— Start of DATA SUPPLIED —
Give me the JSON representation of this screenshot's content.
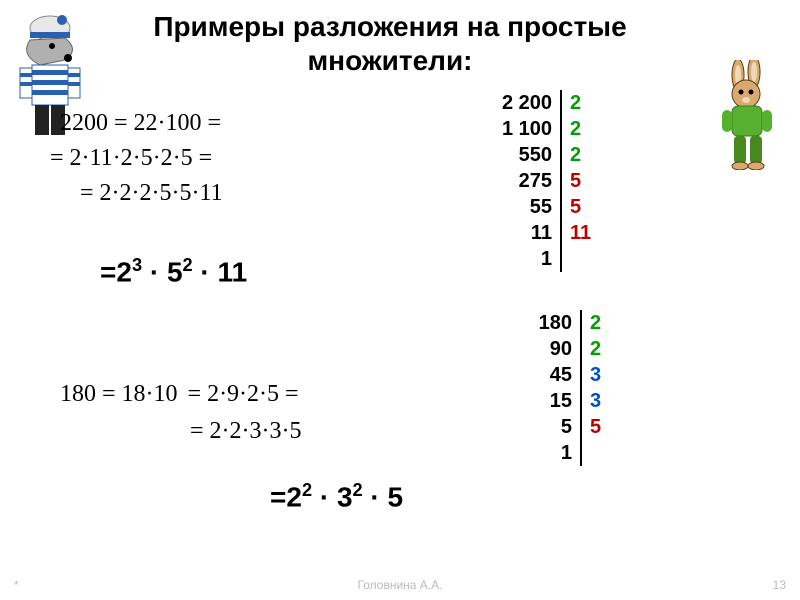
{
  "title": "Примеры разложения на простые множители:",
  "eq1": {
    "line1": "2200 = 22·100 =",
    "line2": "= 2·11·2·5·2·5 =",
    "line3": "= 2·2·2·5·5·11"
  },
  "result1": {
    "prefix": "=2",
    "exp1": "3",
    "mid1": " · 5",
    "exp2": "2",
    "tail": " · 11"
  },
  "eq2": {
    "part1": "180 = 18·10",
    "part2": "= 2·9·2·5 =",
    "line2": "= 2·2·3·3·5"
  },
  "result2": {
    "prefix": "=2",
    "exp1": "2",
    "mid1": " · 3",
    "exp2": "2",
    "tail": " · 5"
  },
  "table1": {
    "rows": [
      {
        "l": "2 200",
        "r": "2",
        "color": "c-green"
      },
      {
        "l": "1 100",
        "r": "2",
        "color": "c-green"
      },
      {
        "l": "550",
        "r": "2",
        "color": "c-green"
      },
      {
        "l": "275",
        "r": "5",
        "color": "c-red"
      },
      {
        "l": "55",
        "r": "5",
        "color": "c-red"
      },
      {
        "l": "11",
        "r": "11",
        "color": "c-red"
      },
      {
        "l": "1",
        "r": "",
        "color": ""
      }
    ]
  },
  "table2": {
    "rows": [
      {
        "l": "180",
        "r": "2",
        "color": "c-green"
      },
      {
        "l": "90",
        "r": "2",
        "color": "c-green"
      },
      {
        "l": "45",
        "r": "3",
        "color": "c-blue"
      },
      {
        "l": "15",
        "r": "3",
        "color": "c-blue"
      },
      {
        "l": "5",
        "r": "5",
        "color": "c-red"
      },
      {
        "l": "1",
        "r": "",
        "color": ""
      }
    ]
  },
  "footer": "Головнина А.А.",
  "pagenum": "13",
  "star": "*",
  "wolf": {
    "hat_fill": "#e8e8e8",
    "hat_band": "#2a60b0",
    "face_fill": "#b0b0b0",
    "nose_fill": "#000000",
    "shirt_stripe": "#2a60b0",
    "pants_fill": "#222222"
  },
  "rabbit": {
    "body_fill": "#d8aa70",
    "ear_inner": "#f2d8b8",
    "shirt_fill": "#58b030",
    "pants_fill": "#47891f",
    "outline": "#5a3c18"
  }
}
— End of DATA SUPPLIED —
Retype the entries word for word. Omit any images.

### [ANSWER]
Give me the JSON representation of this screenshot's content.
{
  "title": "Примеры разложения на простые множители:",
  "eq1": {
    "line1": "2200 = 22·100 =",
    "line2": "= 2·11·2·5·2·5 =",
    "line3": "= 2·2·2·5·5·11"
  },
  "result1": {
    "prefix": "=2",
    "exp1": "3",
    "mid1": " · 5",
    "exp2": "2",
    "tail": " · 11"
  },
  "eq2": {
    "part1": "180 = 18·10",
    "part2": "= 2·9·2·5 =",
    "line2": "= 2·2·3·3·5"
  },
  "result2": {
    "prefix": "=2",
    "exp1": "2",
    "mid1": " · 3",
    "exp2": "2",
    "tail": " · 5"
  },
  "table1": {
    "rows": [
      {
        "l": "2 200",
        "r": "2",
        "color": "c-green"
      },
      {
        "l": "1 100",
        "r": "2",
        "color": "c-green"
      },
      {
        "l": "550",
        "r": "2",
        "color": "c-green"
      },
      {
        "l": "275",
        "r": "5",
        "color": "c-red"
      },
      {
        "l": "55",
        "r": "5",
        "color": "c-red"
      },
      {
        "l": "11",
        "r": "11",
        "color": "c-red"
      },
      {
        "l": "1",
        "r": "",
        "color": ""
      }
    ]
  },
  "table2": {
    "rows": [
      {
        "l": "180",
        "r": "2",
        "color": "c-green"
      },
      {
        "l": "90",
        "r": "2",
        "color": "c-green"
      },
      {
        "l": "45",
        "r": "3",
        "color": "c-blue"
      },
      {
        "l": "15",
        "r": "3",
        "color": "c-blue"
      },
      {
        "l": "5",
        "r": "5",
        "color": "c-red"
      },
      {
        "l": "1",
        "r": "",
        "color": ""
      }
    ]
  },
  "footer": "Головнина А.А.",
  "pagenum": "13",
  "star": "*",
  "wolf": {
    "hat_fill": "#e8e8e8",
    "hat_band": "#2a60b0",
    "face_fill": "#b0b0b0",
    "nose_fill": "#000000",
    "shirt_stripe": "#2a60b0",
    "pants_fill": "#222222"
  },
  "rabbit": {
    "body_fill": "#d8aa70",
    "ear_inner": "#f2d8b8",
    "shirt_fill": "#58b030",
    "pants_fill": "#47891f",
    "outline": "#5a3c18"
  }
}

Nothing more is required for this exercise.